• [Brief]:
Without omitting anything, return the records precisely as given.

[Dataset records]
* * * * *
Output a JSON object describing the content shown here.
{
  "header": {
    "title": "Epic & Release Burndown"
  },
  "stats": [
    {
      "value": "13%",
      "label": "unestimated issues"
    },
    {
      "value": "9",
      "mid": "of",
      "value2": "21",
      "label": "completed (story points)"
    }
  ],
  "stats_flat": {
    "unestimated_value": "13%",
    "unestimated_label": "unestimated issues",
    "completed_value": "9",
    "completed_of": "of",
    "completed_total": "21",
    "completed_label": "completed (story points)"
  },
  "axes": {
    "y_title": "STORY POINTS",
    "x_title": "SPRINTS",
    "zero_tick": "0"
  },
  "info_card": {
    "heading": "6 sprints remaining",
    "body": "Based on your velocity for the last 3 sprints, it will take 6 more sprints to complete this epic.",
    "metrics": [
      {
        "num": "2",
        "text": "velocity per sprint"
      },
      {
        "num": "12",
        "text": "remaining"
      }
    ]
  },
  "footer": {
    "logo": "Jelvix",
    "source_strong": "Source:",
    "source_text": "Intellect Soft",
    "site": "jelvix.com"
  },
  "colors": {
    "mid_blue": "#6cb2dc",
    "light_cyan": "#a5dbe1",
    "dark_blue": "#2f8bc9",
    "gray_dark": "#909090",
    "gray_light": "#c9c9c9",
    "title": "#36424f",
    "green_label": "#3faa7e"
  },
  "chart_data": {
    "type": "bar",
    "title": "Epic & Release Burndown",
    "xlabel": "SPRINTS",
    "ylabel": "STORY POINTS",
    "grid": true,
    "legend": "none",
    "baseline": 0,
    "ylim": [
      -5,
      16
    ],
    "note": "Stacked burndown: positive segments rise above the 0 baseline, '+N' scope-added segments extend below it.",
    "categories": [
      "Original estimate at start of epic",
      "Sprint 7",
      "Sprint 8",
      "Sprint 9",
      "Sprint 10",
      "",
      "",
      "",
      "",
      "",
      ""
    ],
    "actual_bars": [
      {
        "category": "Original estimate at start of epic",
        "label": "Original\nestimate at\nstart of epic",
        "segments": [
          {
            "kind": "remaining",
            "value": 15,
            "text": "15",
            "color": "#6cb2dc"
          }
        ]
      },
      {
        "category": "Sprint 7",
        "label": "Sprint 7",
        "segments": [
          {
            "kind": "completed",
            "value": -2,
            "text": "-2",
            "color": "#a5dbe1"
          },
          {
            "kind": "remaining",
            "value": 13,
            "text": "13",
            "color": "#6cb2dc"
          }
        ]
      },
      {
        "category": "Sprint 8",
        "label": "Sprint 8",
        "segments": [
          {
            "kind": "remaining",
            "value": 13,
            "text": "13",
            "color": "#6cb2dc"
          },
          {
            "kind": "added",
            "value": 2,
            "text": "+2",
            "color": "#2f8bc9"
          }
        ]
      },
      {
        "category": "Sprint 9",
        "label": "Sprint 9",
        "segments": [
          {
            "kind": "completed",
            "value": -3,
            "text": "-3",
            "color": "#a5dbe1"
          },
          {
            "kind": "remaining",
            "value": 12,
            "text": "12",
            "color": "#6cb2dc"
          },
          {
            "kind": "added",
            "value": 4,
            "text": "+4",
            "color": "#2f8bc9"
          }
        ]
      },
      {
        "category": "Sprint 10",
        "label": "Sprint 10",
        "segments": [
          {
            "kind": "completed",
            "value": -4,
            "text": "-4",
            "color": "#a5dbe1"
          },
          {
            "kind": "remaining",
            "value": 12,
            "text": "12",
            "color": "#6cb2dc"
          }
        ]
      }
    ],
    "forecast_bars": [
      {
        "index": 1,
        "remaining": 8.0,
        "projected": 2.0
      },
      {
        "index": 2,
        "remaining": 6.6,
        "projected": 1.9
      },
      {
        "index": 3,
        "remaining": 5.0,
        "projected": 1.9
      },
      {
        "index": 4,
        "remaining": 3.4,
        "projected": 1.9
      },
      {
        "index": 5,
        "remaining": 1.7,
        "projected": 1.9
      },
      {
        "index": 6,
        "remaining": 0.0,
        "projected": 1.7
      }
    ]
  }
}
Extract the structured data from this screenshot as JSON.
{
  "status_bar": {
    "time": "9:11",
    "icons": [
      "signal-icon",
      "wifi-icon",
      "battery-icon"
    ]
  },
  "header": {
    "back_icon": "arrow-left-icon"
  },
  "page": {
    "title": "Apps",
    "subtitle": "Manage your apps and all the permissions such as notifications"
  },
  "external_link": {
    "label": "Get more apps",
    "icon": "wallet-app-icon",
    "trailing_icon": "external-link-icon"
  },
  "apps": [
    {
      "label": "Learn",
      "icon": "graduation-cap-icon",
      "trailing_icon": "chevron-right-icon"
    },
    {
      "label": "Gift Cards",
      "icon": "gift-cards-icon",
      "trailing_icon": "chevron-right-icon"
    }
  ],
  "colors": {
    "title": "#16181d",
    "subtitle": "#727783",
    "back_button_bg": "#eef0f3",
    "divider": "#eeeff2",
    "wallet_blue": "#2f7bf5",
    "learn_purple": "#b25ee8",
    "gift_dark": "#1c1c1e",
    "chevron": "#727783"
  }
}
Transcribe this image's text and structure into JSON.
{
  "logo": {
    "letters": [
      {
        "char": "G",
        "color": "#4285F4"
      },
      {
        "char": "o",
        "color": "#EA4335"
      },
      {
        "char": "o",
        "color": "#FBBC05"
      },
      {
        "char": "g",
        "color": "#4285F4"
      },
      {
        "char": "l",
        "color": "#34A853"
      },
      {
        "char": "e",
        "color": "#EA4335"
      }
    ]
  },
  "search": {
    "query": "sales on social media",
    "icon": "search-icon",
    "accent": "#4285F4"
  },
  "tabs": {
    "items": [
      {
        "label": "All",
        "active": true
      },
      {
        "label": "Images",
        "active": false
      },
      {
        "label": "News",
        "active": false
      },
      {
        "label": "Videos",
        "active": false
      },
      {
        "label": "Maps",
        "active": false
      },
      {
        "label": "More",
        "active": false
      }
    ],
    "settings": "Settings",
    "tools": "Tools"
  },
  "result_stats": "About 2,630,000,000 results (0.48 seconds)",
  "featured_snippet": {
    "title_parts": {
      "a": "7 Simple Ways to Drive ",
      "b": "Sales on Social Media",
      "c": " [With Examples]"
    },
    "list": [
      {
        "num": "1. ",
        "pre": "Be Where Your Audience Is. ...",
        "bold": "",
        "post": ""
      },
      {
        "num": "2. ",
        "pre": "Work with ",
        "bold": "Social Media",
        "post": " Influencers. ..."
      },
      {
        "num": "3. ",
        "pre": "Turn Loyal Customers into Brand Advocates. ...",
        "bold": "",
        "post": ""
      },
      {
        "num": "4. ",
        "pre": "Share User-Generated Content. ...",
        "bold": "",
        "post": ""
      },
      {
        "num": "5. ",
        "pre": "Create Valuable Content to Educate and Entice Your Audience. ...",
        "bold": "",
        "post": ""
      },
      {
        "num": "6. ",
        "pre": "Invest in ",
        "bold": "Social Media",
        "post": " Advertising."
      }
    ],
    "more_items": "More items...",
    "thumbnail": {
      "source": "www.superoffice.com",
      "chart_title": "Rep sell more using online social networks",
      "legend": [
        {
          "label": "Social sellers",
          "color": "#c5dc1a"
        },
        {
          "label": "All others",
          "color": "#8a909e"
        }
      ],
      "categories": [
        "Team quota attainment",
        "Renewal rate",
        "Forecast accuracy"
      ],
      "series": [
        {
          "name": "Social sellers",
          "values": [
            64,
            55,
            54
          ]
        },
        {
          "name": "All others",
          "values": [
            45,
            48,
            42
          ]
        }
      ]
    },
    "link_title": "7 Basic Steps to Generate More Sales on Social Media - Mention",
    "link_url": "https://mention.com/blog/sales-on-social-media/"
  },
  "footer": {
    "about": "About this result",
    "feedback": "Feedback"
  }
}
* * * * *
• [Exercise solution]:
Output a JSON object describing the content shown here.
{
  "header": {
    "title": "Epic & Release Burndown"
  },
  "stats": [
    {
      "value": "13%",
      "label": "unestimated issues"
    },
    {
      "value": "9",
      "mid": "of",
      "value2": "21",
      "label": "completed (story points)"
    }
  ],
  "stats_flat": {
    "unestimated_value": "13%",
    "unestimated_label": "unestimated issues",
    "completed_value": "9",
    "completed_of": "of",
    "completed_total": "21",
    "completed_label": "completed (story points)"
  },
  "axes": {
    "y_title": "STORY POINTS",
    "x_title": "SPRINTS",
    "zero_tick": "0"
  },
  "info_card": {
    "heading": "6 sprints remaining",
    "body": "Based on your velocity for the last 3 sprints, it will take 6 more sprints to complete this epic.",
    "metrics": [
      {
        "num": "2",
        "text": "velocity per sprint"
      },
      {
        "num": "12",
        "text": "remaining"
      }
    ]
  },
  "footer": {
    "logo": "Jelvix",
    "source_strong": "Source:",
    "source_text": "Intellect Soft",
    "site": "jelvix.com"
  },
  "colors": {
    "mid_blue": "#6cb2dc",
    "light_cyan": "#a5dbe1",
    "dark_blue": "#2f8bc9",
    "gray_dark": "#909090",
    "gray_light": "#c9c9c9",
    "title": "#36424f",
    "green_label": "#3faa7e"
  },
  "chart_data": {
    "type": "bar",
    "title": "Epic & Release Burndown",
    "xlabel": "SPRINTS",
    "ylabel": "STORY POINTS",
    "grid": true,
    "legend": "none",
    "baseline": 0,
    "ylim": [
      -5,
      16
    ],
    "note": "Stacked burndown: positive segments rise above the 0 baseline, '+N' scope-added segments extend below it.",
    "categories": [
      "Original estimate at start of epic",
      "Sprint 7",
      "Sprint 8",
      "Sprint 9",
      "Sprint 10",
      "",
      "",
      "",
      "",
      "",
      ""
    ],
    "actual_bars": [
      {
        "category": "Original estimate at start of epic",
        "label": "Original\nestimate at\nstart of epic",
        "segments": [
          {
            "kind": "remaining",
            "value": 15,
            "text": "15",
            "color": "#6cb2dc"
          }
        ]
      },
      {
        "category": "Sprint 7",
        "label": "Sprint 7",
        "segments": [
          {
            "kind": "completed",
            "value": -2,
            "text": "-2",
            "color": "#a5dbe1"
          },
          {
            "kind": "remaining",
            "value": 13,
            "text": "13",
            "color": "#6cb2dc"
          }
        ]
      },
      {
        "category": "Sprint 8",
        "label": "Sprint 8",
        "segments": [
          {
            "kind": "remaining",
            "value": 13,
            "text": "13",
            "color": "#6cb2dc"
          },
          {
            "kind": "added",
            "value": 2,
            "text": "+2",
            "color": "#2f8bc9"
          }
        ]
      },
      {
        "category": "Sprint 9",
        "label": "Sprint 9",
        "segments": [
          {
            "kind": "completed",
            "value": -3,
            "text": "-3",
            "color": "#a5dbe1"
          },
          {
            "kind": "remaining",
            "value": 12,
            "text": "12",
            "color": "#6cb2dc"
          },
          {
            "kind": "added",
            "value": 4,
            "text": "+4",
            "color": "#2f8bc9"
          }
        ]
      },
      {
        "category": "Sprint 10",
        "label": "Sprint 10",
        "segments": [
          {
            "kind": "completed",
            "value": -4,
            "text": "-4",
            "color": "#a5dbe1"
          },
          {
            "kind": "remaining",
            "value": 12,
            "text": "12",
            "color": "#6cb2dc"
          }
        ]
      }
    ],
    "forecast_bars": [
      {
        "index": 1,
        "remaining": 8.0,
        "projected": 2.0
      },
      {
        "index": 2,
        "remaining": 6.6,
        "projected": 1.9
      },
      {
        "index": 3,
        "remaining": 5.0,
        "projected": 1.9
      },
      {
        "index": 4,
        "remaining": 3.4,
        "projected": 1.9
      },
      {
        "index": 5,
        "remaining": 1.7,
        "projected": 1.9
      },
      {
        "index": 6,
        "remaining": 0.0,
        "projected": 1.7
      }
    ]
  }
}
Extract the structured data from this screenshot as JSON.
{
  "status_bar": {
    "time": "9:11",
    "icons": [
      "signal-icon",
      "wifi-icon",
      "battery-icon"
    ]
  },
  "header": {
    "back_icon": "arrow-left-icon"
  },
  "page": {
    "title": "Apps",
    "subtitle": "Manage your apps and all the permissions such as notifications"
  },
  "external_link": {
    "label": "Get more apps",
    "icon": "wallet-app-icon",
    "trailing_icon": "external-link-icon"
  },
  "apps": [
    {
      "label": "Learn",
      "icon": "graduation-cap-icon",
      "trailing_icon": "chevron-right-icon"
    },
    {
      "label": "Gift Cards",
      "icon": "gift-cards-icon",
      "trailing_icon": "chevron-right-icon"
    }
  ],
  "colors": {
    "title": "#16181d",
    "subtitle": "#727783",
    "back_button_bg": "#eef0f3",
    "divider": "#eeeff2",
    "wallet_blue": "#2f7bf5",
    "learn_purple": "#b25ee8",
    "gift_dark": "#1c1c1e",
    "chevron": "#727783"
  }
}
Transcribe this image's text and structure into JSON.
{
  "logo": {
    "letters": [
      {
        "char": "G",
        "color": "#4285F4"
      },
      {
        "char": "o",
        "color": "#EA4335"
      },
      {
        "char": "o",
        "color": "#FBBC05"
      },
      {
        "char": "g",
        "color": "#4285F4"
      },
      {
        "char": "l",
        "color": "#34A853"
      },
      {
        "char": "e",
        "color": "#EA4335"
      }
    ]
  },
  "search": {
    "query": "sales on social media",
    "icon": "search-icon",
    "accent": "#4285F4"
  },
  "tabs": {
    "items": [
      {
        "label": "All",
        "active": true
      },
      {
        "label": "Images",
        "active": false
      },
      {
        "label": "News",
        "active": false
      },
      {
        "label": "Videos",
        "active": false
      },
      {
        "label": "Maps",
        "active": false
      },
      {
        "label": "More",
        "active": false
      }
    ],
    "settings": "Settings",
    "tools": "Tools"
  },
  "result_stats": "About 2,630,000,000 results (0.48 seconds)",
  "featured_snippet": {
    "title_parts": {
      "a": "7 Simple Ways to Drive ",
      "b": "Sales on Social Media",
      "c": " [With Examples]"
    },
    "list": [
      {
        "num": "1. ",
        "pre": "Be Where Your Audience Is. ...",
        "bold": "",
        "post": ""
      },
      {
        "num": "2. ",
        "pre": "Work with ",
        "bold": "Social Media",
        "post": " Influencers. ..."
      },
      {
        "num": "3. ",
        "pre": "Turn Loyal Customers into Brand Advocates. ...",
        "bold": "",
        "post": ""
      },
      {
        "num": "4. ",
        "pre": "Share User-Generated Content. ...",
        "bold": "",
        "post": ""
      },
      {
        "num": "5. ",
        "pre": "Create Valuable Content to Educate and Entice Your Audience. ...",
        "bold": "",
        "post": ""
      },
      {
        "num": "6. ",
        "pre": "Invest in ",
        "bold": "Social Media",
        "post": " Advertising."
      }
    ],
    "more_items": "More items...",
    "thumbnail": {
      "source": "www.superoffice.com",
      "chart_title": "Rep sell more using online social networks",
      "legend": [
        {
          "label": "Social sellers",
          "color": "#c5dc1a"
        },
        {
          "label": "All others",
          "color": "#8a909e"
        }
      ],
      "categories": [
        "Team quota attainment",
        "Renewal rate",
        "Forecast accuracy"
      ],
      "series": [
        {
          "name": "Social sellers",
          "values": [
            64,
            55,
            54
          ]
        },
        {
          "name": "All others",
          "values": [
            45,
            48,
            42
          ]
        }
      ]
    },
    "link_title": "7 Basic Steps to Generate More Sales on Social Media - Mention",
    "link_url": "https://mention.com/blog/sales-on-social-media/"
  },
  "footer": {
    "about": "About this result",
    "feedback": "Feedback"
  }
}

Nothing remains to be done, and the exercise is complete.